**Excerpted data**
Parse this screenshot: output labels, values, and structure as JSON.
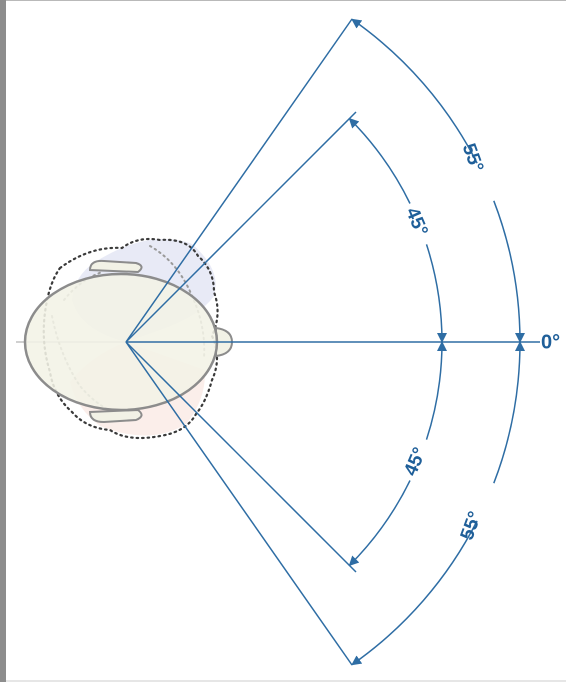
{
  "diagram": {
    "labels": {
      "zero": "0°",
      "inner_upper": "45°",
      "inner_lower": "45°",
      "outer_upper": "55°",
      "outer_lower": "55°"
    },
    "colors": {
      "line": "#2e6da4",
      "text": "#1f5f99",
      "head_fill": "#f2f2e6",
      "head_stroke": "#8c8c8c",
      "rotated_upper_tint": "#e6e8f5",
      "rotated_lower_tint": "#fbece8",
      "dotted_outline": "#3a3a3a"
    }
  }
}
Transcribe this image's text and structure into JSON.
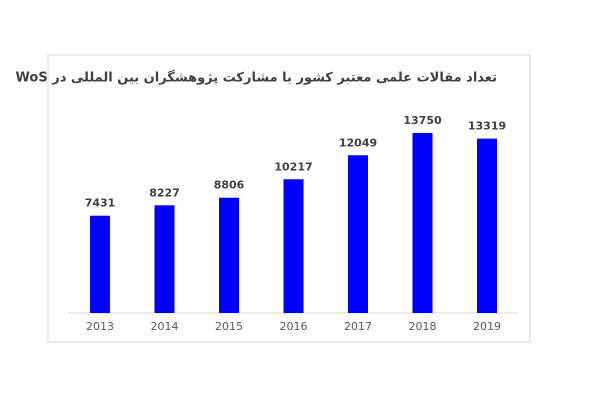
{
  "chart_data": {
    "type": "bar",
    "title": "تعداد مقالات علمی معتبر کشور با مشارکت پژوهشگران بین المللی در WoS",
    "categories": [
      "2013",
      "2014",
      "2015",
      "2016",
      "2017",
      "2018",
      "2019"
    ],
    "values": [
      7431,
      8227,
      8806,
      10217,
      12049,
      13750,
      13319
    ],
    "color": "#0000ff"
  }
}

**Goal**
Reproduce every record above exactly, omitting the pictures.

**Worked solution**
Parse this screenshot: output labels, values, and structure as JSON.
{
  "diagram": {
    "labels": {
      "zero": "0°",
      "inner_upper": "45°",
      "inner_lower": "45°",
      "outer_upper": "55°",
      "outer_lower": "55°"
    },
    "colors": {
      "line": "#2e6da4",
      "text": "#1f5f99",
      "head_fill": "#f2f2e6",
      "head_stroke": "#8c8c8c",
      "rotated_upper_tint": "#e6e8f5",
      "rotated_lower_tint": "#fbece8",
      "dotted_outline": "#3a3a3a"
    }
  }
}
Transcribe this image's text and structure into JSON.
{
  "chart_data": {
    "type": "bar",
    "title": "تعداد مقالات علمی معتبر کشور با مشارکت پژوهشگران بین المللی در WoS",
    "categories": [
      "2013",
      "2014",
      "2015",
      "2016",
      "2017",
      "2018",
      "2019"
    ],
    "values": [
      7431,
      8227,
      8806,
      10217,
      12049,
      13750,
      13319
    ],
    "color": "#0000ff"
  }
}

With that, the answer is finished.